- _JOB_:
Output the records as a Markdown table with the columns "No." and "Entry", beginning with the first line and continuing through the line containing "css-editor-pane: CSS Normalize". Give each line a row number and omit blank lines.

- _INPUT RECORDS_:
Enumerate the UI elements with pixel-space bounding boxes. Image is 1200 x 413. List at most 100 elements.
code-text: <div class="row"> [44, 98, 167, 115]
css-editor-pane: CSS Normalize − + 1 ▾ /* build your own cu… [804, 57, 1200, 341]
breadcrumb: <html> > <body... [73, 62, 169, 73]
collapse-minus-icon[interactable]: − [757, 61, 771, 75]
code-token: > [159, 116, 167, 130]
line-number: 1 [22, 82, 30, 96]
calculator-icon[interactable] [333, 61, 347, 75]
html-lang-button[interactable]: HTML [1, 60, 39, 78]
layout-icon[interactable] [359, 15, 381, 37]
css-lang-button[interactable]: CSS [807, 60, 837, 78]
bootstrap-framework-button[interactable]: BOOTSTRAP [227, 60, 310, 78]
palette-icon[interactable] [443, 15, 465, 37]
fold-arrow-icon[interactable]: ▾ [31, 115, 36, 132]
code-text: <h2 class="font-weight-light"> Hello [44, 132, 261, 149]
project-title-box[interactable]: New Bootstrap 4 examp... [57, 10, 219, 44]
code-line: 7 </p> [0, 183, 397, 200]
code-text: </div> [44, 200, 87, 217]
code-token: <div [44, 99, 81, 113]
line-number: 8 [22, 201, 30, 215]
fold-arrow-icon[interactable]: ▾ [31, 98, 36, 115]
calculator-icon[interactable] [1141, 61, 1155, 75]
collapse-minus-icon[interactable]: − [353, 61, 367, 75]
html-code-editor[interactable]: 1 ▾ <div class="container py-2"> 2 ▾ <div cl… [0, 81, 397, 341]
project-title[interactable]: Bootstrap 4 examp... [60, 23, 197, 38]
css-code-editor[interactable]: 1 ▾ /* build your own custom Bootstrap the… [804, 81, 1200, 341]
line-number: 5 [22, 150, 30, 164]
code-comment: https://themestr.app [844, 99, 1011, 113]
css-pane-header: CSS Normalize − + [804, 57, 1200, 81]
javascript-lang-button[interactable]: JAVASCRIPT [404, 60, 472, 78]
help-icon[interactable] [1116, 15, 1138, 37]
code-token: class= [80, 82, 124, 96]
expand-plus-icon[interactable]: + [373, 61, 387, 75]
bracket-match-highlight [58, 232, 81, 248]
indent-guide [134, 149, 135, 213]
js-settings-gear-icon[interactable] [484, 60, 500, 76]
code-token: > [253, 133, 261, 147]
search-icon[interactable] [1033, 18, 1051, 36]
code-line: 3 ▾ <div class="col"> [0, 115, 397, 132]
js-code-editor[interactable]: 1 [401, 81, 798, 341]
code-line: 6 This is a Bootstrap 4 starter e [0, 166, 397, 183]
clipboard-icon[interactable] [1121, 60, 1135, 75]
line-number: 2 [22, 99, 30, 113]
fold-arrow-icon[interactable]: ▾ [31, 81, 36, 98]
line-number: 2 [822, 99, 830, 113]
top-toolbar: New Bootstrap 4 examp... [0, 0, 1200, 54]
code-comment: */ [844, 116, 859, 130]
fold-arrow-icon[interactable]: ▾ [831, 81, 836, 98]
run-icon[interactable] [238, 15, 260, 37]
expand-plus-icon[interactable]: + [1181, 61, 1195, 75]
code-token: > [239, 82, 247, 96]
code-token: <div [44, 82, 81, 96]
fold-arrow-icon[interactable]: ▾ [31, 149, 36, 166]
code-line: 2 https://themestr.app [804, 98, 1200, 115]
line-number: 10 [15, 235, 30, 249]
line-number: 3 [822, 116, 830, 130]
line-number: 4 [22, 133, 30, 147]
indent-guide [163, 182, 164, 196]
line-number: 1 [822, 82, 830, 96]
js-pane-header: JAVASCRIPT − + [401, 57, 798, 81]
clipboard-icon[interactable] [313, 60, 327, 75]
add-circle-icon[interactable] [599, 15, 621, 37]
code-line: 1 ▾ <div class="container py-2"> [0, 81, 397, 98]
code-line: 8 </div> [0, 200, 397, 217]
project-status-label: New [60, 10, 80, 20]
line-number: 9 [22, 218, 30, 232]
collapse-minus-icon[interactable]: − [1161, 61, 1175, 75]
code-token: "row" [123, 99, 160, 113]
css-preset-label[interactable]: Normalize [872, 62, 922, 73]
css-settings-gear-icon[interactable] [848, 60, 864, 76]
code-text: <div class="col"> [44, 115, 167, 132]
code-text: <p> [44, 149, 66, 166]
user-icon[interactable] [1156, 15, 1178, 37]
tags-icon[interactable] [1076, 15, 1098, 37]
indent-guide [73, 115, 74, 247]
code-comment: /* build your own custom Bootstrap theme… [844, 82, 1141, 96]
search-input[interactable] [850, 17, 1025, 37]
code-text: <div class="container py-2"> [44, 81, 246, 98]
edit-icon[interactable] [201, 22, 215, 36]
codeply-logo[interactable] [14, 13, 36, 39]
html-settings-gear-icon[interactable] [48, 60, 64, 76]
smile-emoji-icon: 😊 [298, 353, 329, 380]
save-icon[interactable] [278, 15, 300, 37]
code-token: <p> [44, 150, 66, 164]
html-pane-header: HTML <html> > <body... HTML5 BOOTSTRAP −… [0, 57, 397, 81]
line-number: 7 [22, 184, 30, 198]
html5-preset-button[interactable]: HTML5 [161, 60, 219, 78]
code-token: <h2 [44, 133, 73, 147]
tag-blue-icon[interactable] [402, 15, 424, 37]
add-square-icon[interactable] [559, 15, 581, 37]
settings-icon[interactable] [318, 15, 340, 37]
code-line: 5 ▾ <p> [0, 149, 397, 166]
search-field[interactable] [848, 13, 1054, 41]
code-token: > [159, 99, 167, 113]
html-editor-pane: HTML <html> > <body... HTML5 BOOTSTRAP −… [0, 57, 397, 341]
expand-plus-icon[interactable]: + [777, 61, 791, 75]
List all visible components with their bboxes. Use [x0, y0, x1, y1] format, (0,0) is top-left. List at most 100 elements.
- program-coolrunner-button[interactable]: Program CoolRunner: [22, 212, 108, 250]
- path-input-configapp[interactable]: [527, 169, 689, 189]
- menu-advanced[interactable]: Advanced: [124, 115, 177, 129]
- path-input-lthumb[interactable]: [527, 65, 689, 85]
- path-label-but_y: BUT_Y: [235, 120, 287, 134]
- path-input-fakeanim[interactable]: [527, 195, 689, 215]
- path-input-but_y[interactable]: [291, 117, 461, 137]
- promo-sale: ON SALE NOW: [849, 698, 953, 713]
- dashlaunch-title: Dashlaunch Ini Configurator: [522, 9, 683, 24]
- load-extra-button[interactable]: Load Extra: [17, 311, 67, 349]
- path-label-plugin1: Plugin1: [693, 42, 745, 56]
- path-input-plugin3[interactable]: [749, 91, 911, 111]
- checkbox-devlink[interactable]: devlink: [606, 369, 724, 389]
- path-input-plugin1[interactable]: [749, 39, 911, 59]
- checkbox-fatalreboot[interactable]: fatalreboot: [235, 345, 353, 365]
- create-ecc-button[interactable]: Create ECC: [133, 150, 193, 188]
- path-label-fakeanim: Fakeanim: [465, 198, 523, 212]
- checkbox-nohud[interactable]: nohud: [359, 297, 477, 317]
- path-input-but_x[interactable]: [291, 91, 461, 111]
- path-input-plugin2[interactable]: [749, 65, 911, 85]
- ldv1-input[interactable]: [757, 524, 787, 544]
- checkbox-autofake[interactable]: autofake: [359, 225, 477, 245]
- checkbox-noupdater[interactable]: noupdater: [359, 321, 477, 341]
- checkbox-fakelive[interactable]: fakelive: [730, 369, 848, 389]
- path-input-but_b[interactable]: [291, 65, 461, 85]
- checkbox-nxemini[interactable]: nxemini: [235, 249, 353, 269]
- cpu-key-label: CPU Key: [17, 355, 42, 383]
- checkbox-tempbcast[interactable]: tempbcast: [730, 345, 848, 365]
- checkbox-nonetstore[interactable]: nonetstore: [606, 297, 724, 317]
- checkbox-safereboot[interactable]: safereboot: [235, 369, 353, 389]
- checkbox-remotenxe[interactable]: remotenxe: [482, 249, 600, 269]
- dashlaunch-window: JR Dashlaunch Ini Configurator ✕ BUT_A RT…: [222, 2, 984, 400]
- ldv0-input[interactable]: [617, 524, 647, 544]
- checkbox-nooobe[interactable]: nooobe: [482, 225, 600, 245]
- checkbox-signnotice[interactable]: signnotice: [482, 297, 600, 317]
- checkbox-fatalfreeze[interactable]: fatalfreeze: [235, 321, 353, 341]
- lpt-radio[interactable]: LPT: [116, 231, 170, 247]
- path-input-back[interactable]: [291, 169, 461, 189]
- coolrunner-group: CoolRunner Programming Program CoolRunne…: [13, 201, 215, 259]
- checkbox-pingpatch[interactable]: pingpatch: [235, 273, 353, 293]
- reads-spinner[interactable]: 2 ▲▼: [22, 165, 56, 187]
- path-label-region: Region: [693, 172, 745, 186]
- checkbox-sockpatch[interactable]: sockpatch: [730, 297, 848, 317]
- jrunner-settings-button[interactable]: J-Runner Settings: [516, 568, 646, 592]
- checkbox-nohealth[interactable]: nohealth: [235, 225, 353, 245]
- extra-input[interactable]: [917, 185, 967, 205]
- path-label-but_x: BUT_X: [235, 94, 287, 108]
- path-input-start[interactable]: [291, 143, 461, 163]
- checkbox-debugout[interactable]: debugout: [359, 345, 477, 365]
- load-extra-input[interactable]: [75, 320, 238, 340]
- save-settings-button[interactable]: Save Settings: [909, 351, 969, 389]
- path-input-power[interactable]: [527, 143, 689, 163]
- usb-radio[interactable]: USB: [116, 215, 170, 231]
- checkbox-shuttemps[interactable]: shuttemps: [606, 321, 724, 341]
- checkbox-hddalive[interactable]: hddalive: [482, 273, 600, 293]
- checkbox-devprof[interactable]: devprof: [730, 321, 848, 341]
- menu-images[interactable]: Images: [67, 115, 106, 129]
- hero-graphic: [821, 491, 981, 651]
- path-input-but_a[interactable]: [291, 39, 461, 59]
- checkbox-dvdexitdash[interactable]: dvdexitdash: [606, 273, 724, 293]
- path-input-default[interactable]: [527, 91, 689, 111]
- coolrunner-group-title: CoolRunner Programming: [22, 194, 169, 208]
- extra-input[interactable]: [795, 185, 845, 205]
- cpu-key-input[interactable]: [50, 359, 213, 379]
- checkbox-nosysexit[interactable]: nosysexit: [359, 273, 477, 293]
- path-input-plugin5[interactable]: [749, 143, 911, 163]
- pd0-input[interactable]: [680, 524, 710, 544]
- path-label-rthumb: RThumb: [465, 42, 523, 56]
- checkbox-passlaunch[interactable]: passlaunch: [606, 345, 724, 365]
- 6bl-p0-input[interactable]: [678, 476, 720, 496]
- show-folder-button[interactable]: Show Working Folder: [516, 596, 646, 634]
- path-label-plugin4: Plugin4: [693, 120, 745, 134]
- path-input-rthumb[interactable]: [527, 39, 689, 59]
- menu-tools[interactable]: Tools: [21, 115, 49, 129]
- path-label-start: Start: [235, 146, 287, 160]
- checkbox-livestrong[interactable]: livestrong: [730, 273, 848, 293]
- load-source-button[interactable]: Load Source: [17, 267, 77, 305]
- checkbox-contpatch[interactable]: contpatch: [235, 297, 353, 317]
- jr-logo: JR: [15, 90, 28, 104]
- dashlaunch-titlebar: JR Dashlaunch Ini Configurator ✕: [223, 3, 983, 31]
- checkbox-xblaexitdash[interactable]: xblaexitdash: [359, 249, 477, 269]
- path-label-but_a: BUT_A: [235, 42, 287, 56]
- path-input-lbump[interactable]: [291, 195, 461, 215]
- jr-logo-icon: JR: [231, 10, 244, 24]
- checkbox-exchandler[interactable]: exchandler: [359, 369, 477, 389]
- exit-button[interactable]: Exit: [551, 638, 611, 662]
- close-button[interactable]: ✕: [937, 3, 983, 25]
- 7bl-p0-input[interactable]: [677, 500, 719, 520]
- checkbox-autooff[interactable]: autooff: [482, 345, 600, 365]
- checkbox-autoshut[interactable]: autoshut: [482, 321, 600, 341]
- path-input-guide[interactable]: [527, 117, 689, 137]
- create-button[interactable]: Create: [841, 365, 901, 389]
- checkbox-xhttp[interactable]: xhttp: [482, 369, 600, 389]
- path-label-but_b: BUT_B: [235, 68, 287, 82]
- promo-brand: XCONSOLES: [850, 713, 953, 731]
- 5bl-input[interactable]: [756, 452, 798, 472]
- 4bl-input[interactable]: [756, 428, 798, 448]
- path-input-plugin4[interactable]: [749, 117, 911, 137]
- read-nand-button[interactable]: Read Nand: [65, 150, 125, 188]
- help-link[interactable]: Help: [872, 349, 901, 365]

- _TASK ANSWER_:
| No. | Entry |
|---|---|
| 1 | Enumerate the UI elements with pixel-space bounding boxes. Image is 1200 x 413. List at most 100 elements. |
| 2 | code-text: <div class="row"> [44, 98, 167, 115] |
| 3 | css-editor-pane: CSS Normalize − + 1 ▾ /* build your own cu… [804, 57, 1200, 341] |